** Start of DATA ROWS **

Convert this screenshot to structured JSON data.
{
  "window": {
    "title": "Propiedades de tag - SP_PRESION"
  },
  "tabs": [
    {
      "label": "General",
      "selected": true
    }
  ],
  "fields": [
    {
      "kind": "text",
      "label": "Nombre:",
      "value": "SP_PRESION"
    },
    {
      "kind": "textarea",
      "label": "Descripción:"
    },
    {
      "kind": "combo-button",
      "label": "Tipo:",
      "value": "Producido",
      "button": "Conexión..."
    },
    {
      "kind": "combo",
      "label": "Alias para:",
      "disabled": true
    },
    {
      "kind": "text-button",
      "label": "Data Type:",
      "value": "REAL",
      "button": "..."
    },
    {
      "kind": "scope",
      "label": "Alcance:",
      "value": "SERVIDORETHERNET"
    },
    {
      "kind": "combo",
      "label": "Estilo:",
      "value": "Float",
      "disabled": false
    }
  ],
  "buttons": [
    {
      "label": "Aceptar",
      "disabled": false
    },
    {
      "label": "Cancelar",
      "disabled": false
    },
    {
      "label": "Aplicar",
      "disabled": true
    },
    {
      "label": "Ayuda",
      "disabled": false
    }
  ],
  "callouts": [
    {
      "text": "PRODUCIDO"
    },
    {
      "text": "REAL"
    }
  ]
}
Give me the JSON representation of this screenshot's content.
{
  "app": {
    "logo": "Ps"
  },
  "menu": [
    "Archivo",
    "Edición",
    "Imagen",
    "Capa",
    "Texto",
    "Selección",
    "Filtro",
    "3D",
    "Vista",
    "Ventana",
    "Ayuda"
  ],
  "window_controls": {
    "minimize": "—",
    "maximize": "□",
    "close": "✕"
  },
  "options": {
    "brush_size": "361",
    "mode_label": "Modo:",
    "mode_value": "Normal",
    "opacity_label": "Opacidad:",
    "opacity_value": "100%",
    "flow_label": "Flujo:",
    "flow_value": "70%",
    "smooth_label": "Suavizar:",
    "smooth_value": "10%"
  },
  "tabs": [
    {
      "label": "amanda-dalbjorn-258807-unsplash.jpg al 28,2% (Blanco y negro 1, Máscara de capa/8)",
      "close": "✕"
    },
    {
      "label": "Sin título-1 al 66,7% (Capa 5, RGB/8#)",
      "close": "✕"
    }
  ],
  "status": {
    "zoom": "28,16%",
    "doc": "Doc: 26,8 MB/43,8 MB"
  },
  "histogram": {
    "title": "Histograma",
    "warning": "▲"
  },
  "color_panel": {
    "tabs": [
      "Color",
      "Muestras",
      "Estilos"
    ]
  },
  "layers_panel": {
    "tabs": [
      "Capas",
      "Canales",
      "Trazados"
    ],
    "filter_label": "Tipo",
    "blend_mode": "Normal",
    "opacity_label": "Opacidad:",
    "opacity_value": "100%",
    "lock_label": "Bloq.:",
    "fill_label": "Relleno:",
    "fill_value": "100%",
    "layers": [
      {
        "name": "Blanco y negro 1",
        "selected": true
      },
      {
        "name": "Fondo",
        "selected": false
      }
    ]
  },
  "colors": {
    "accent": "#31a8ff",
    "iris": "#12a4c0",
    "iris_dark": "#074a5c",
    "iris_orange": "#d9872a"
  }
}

** End of DATA ROWS **

REQUIRED TASK: Output all of the material, please, exactly as it stands.

RESULT:
Convert this screenshot to structured JSON data.
{
  "window": {
    "title": "Propiedades de tag - SP_PRESION"
  },
  "tabs": [
    {
      "label": "General",
      "selected": true
    }
  ],
  "fields": [
    {
      "kind": "text",
      "label": "Nombre:",
      "value": "SP_PRESION"
    },
    {
      "kind": "textarea",
      "label": "Descripción:"
    },
    {
      "kind": "combo-button",
      "label": "Tipo:",
      "value": "Producido",
      "button": "Conexión..."
    },
    {
      "kind": "combo",
      "label": "Alias para:",
      "disabled": true
    },
    {
      "kind": "text-button",
      "label": "Data Type:",
      "value": "REAL",
      "button": "..."
    },
    {
      "kind": "scope",
      "label": "Alcance:",
      "value": "SERVIDORETHERNET"
    },
    {
      "kind": "combo",
      "label": "Estilo:",
      "value": "Float",
      "disabled": false
    }
  ],
  "buttons": [
    {
      "label": "Aceptar",
      "disabled": false
    },
    {
      "label": "Cancelar",
      "disabled": false
    },
    {
      "label": "Aplicar",
      "disabled": true
    },
    {
      "label": "Ayuda",
      "disabled": false
    }
  ],
  "callouts": [
    {
      "text": "PRODUCIDO"
    },
    {
      "text": "REAL"
    }
  ]
}
Give me the JSON representation of this screenshot's content.
{
  "app": {
    "logo": "Ps"
  },
  "menu": [
    "Archivo",
    "Edición",
    "Imagen",
    "Capa",
    "Texto",
    "Selección",
    "Filtro",
    "3D",
    "Vista",
    "Ventana",
    "Ayuda"
  ],
  "window_controls": {
    "minimize": "—",
    "maximize": "□",
    "close": "✕"
  },
  "options": {
    "brush_size": "361",
    "mode_label": "Modo:",
    "mode_value": "Normal",
    "opacity_label": "Opacidad:",
    "opacity_value": "100%",
    "flow_label": "Flujo:",
    "flow_value": "70%",
    "smooth_label": "Suavizar:",
    "smooth_value": "10%"
  },
  "tabs": [
    {
      "label": "amanda-dalbjorn-258807-unsplash.jpg al 28,2% (Blanco y negro 1, Máscara de capa/8)",
      "close": "✕"
    },
    {
      "label": "Sin título-1 al 66,7% (Capa 5, RGB/8#)",
      "close": "✕"
    }
  ],
  "status": {
    "zoom": "28,16%",
    "doc": "Doc: 26,8 MB/43,8 MB"
  },
  "histogram": {
    "title": "Histograma",
    "warning": "▲"
  },
  "color_panel": {
    "tabs": [
      "Color",
      "Muestras",
      "Estilos"
    ]
  },
  "layers_panel": {
    "tabs": [
      "Capas",
      "Canales",
      "Trazados"
    ],
    "filter_label": "Tipo",
    "blend_mode": "Normal",
    "opacity_label": "Opacidad:",
    "opacity_value": "100%",
    "lock_label": "Bloq.:",
    "fill_label": "Relleno:",
    "fill_value": "100%",
    "layers": [
      {
        "name": "Blanco y negro 1",
        "selected": true
      },
      {
        "name": "Fondo",
        "selected": false
      }
    ]
  },
  "colors": {
    "accent": "#31a8ff",
    "iris": "#12a4c0",
    "iris_dark": "#074a5c",
    "iris_orange": "#d9872a"
  }
}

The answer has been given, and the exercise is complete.